## [EXERCISE BRIEF]
Count lines with "this" in them. Report only the total.
━━━━
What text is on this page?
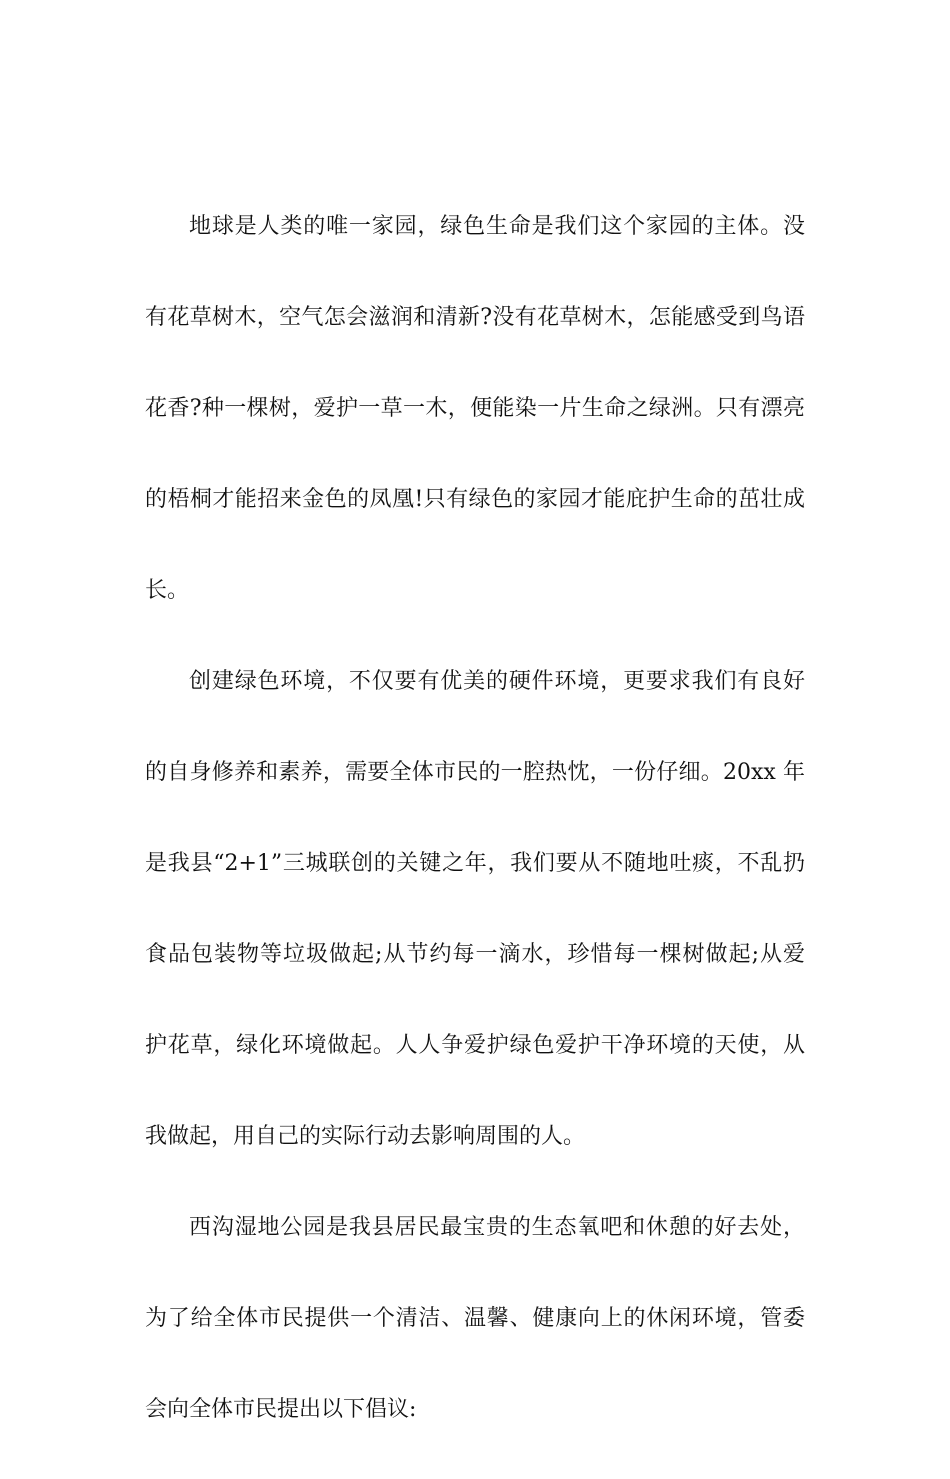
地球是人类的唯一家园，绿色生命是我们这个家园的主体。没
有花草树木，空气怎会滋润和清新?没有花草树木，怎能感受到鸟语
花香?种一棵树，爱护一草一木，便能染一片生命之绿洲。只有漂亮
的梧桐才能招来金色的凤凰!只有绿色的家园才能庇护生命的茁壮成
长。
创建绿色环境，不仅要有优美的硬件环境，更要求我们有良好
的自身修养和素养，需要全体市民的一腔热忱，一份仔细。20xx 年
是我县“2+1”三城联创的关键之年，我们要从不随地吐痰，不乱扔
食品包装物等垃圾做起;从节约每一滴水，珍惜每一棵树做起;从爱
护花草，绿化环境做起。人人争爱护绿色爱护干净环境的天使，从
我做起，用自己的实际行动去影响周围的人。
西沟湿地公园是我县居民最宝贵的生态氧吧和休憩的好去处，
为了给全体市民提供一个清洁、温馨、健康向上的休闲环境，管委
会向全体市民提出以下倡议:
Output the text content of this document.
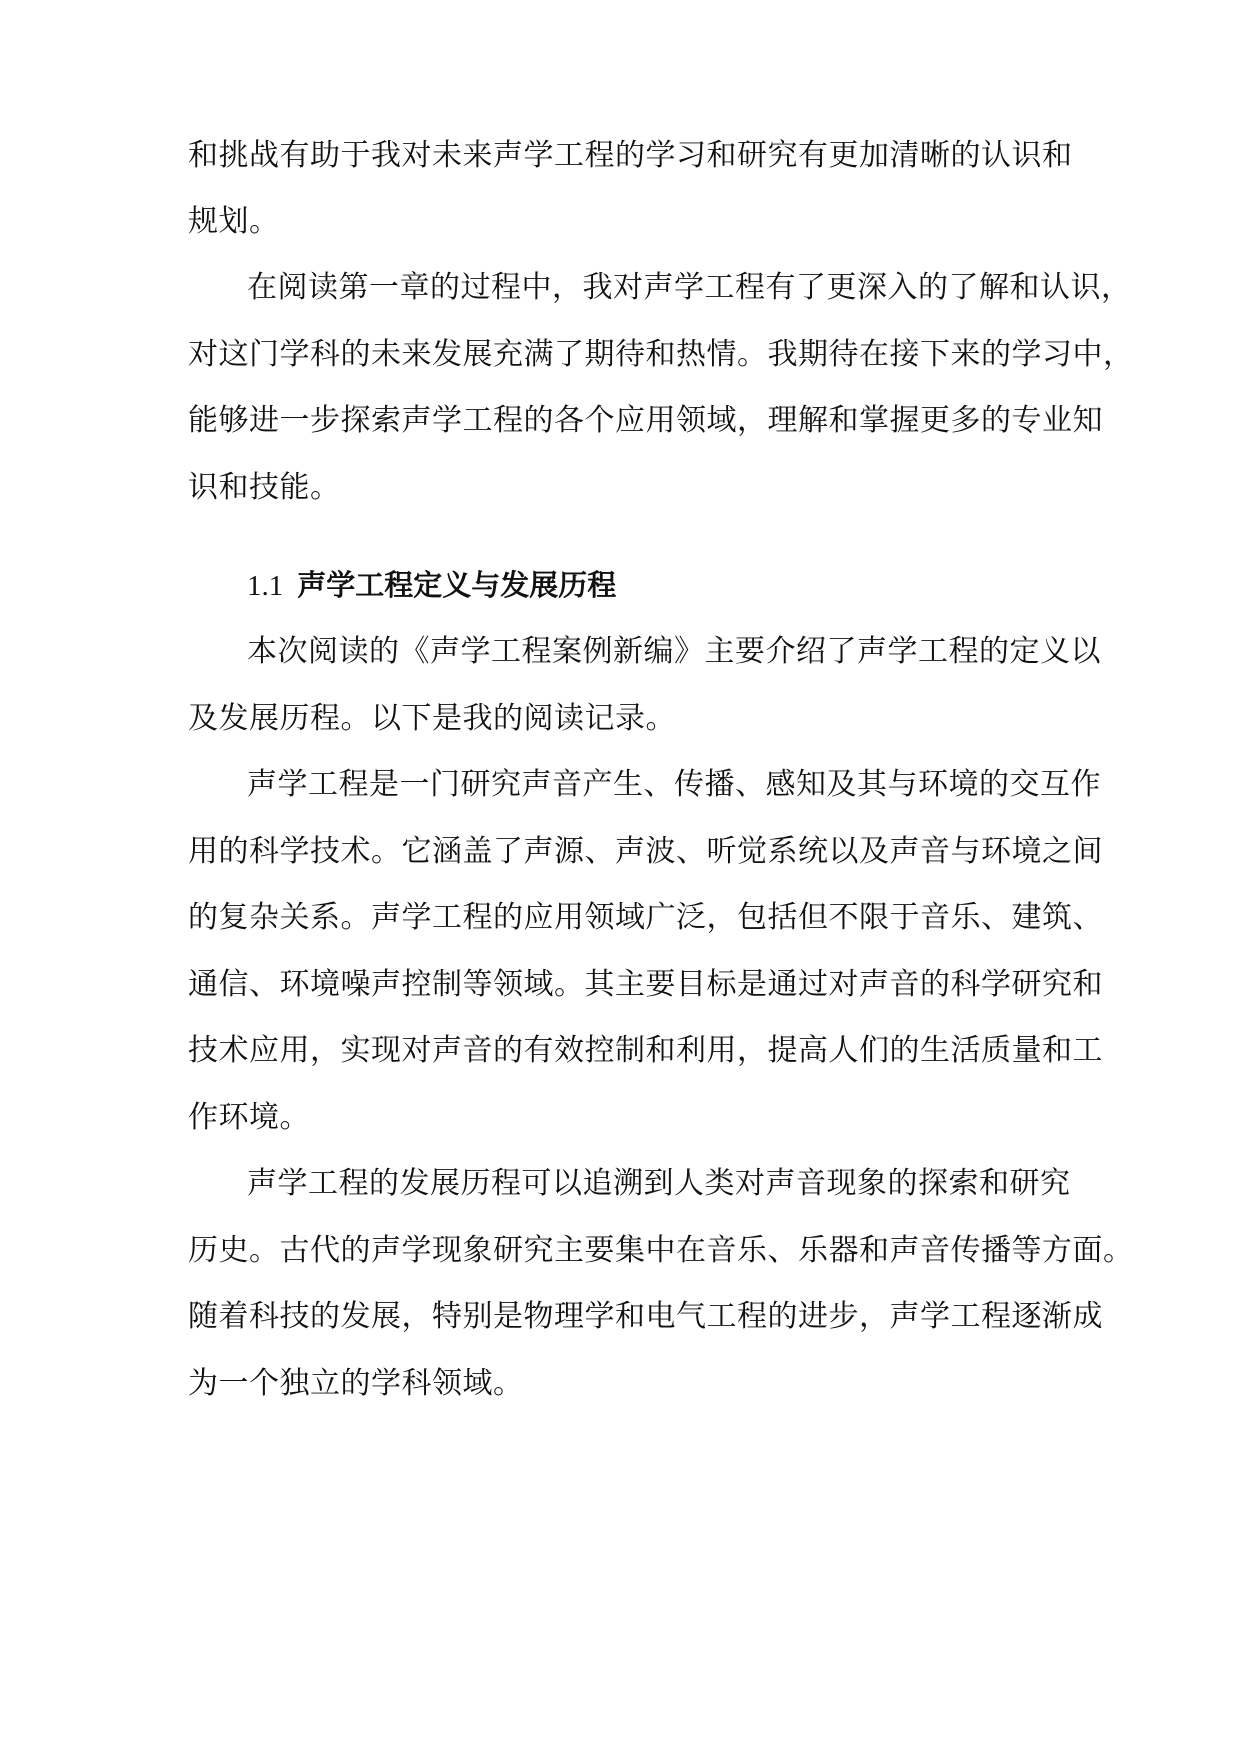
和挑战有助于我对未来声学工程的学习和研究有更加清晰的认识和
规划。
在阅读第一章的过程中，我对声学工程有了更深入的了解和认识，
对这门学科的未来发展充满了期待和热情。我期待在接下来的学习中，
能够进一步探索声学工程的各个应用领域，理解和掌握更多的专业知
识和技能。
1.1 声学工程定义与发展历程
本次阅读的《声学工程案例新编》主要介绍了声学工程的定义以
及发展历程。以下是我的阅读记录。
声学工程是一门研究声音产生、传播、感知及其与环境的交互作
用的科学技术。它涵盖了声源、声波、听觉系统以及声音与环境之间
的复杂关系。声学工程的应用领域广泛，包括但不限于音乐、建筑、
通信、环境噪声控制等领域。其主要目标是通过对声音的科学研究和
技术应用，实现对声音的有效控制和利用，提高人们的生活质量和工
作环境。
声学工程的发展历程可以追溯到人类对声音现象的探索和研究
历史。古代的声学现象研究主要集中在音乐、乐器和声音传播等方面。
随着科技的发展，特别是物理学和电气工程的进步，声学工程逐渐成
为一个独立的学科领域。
━━━━
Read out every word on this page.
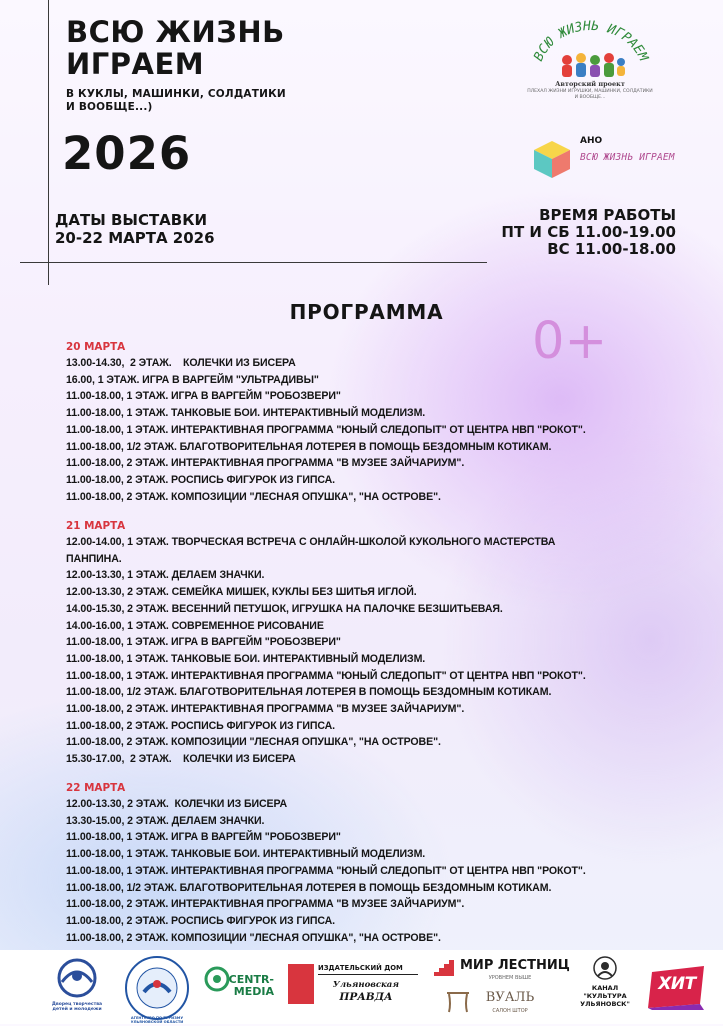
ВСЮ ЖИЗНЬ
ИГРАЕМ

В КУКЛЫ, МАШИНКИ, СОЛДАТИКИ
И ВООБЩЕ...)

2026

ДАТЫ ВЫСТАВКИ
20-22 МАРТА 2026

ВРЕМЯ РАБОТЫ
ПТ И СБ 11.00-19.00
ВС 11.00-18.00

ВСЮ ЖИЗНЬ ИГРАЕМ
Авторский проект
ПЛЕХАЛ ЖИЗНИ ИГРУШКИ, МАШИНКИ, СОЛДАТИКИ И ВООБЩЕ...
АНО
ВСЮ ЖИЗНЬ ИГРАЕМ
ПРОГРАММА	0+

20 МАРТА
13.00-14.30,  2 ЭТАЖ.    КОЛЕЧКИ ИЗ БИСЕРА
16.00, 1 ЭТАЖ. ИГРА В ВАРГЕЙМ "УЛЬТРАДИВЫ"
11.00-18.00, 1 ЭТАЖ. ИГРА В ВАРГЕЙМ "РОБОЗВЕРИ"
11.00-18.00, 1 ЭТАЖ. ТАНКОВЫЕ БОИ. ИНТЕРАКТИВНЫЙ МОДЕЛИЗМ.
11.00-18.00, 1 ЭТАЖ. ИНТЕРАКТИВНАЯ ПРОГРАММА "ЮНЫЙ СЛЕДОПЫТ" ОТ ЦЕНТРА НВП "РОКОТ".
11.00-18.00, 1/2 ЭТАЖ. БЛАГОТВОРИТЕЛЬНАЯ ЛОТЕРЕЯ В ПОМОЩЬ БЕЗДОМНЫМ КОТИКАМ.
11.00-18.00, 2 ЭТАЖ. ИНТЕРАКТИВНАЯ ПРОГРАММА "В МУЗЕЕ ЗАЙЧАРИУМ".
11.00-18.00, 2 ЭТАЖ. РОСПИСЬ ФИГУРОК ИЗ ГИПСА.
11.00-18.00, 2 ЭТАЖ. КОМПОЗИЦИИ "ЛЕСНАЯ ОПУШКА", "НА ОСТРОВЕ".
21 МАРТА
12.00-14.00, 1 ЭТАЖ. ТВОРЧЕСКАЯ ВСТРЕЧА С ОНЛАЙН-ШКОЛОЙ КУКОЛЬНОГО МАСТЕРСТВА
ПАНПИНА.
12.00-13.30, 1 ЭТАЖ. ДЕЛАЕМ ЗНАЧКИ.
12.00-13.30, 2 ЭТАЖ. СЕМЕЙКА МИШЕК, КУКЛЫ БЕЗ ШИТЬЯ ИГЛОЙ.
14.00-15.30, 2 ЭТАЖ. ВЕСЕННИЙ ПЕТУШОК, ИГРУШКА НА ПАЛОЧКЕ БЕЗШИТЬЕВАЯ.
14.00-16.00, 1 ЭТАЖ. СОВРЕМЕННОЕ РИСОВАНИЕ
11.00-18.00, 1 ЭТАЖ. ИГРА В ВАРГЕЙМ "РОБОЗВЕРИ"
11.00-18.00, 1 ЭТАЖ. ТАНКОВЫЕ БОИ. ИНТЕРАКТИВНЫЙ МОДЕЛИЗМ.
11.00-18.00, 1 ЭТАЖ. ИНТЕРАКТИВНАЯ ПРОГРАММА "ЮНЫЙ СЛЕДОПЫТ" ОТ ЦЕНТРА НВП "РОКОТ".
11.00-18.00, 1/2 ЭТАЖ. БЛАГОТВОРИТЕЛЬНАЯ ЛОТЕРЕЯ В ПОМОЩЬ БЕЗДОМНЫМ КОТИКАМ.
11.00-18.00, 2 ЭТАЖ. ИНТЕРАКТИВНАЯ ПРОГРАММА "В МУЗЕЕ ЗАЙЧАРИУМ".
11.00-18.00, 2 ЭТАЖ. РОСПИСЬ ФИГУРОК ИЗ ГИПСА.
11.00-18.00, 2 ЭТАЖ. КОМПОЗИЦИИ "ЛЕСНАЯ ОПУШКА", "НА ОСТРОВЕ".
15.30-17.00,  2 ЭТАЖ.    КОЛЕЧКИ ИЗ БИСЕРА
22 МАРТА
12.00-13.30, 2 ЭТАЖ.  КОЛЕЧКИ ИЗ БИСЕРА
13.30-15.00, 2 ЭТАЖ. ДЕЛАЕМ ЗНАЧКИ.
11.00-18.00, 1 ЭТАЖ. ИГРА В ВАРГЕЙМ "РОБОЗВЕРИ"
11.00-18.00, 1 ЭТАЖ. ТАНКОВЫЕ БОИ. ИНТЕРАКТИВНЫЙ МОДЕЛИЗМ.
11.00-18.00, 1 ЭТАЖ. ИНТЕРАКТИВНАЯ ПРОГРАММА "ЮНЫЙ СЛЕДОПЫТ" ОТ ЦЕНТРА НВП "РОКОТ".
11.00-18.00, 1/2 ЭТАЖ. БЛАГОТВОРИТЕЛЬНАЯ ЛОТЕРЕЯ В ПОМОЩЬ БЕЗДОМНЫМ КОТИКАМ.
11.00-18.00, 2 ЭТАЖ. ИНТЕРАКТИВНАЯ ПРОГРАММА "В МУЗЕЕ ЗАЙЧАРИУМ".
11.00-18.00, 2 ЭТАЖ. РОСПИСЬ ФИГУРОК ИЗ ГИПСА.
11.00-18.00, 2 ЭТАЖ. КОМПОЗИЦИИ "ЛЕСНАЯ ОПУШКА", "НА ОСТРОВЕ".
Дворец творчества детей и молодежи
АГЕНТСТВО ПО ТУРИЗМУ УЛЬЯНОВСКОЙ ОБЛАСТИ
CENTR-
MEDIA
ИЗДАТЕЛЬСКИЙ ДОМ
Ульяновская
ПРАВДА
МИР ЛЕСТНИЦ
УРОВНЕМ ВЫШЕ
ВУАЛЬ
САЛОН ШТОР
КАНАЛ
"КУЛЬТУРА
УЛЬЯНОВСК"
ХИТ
━━━━
## [RESULT OF THE TASK]
3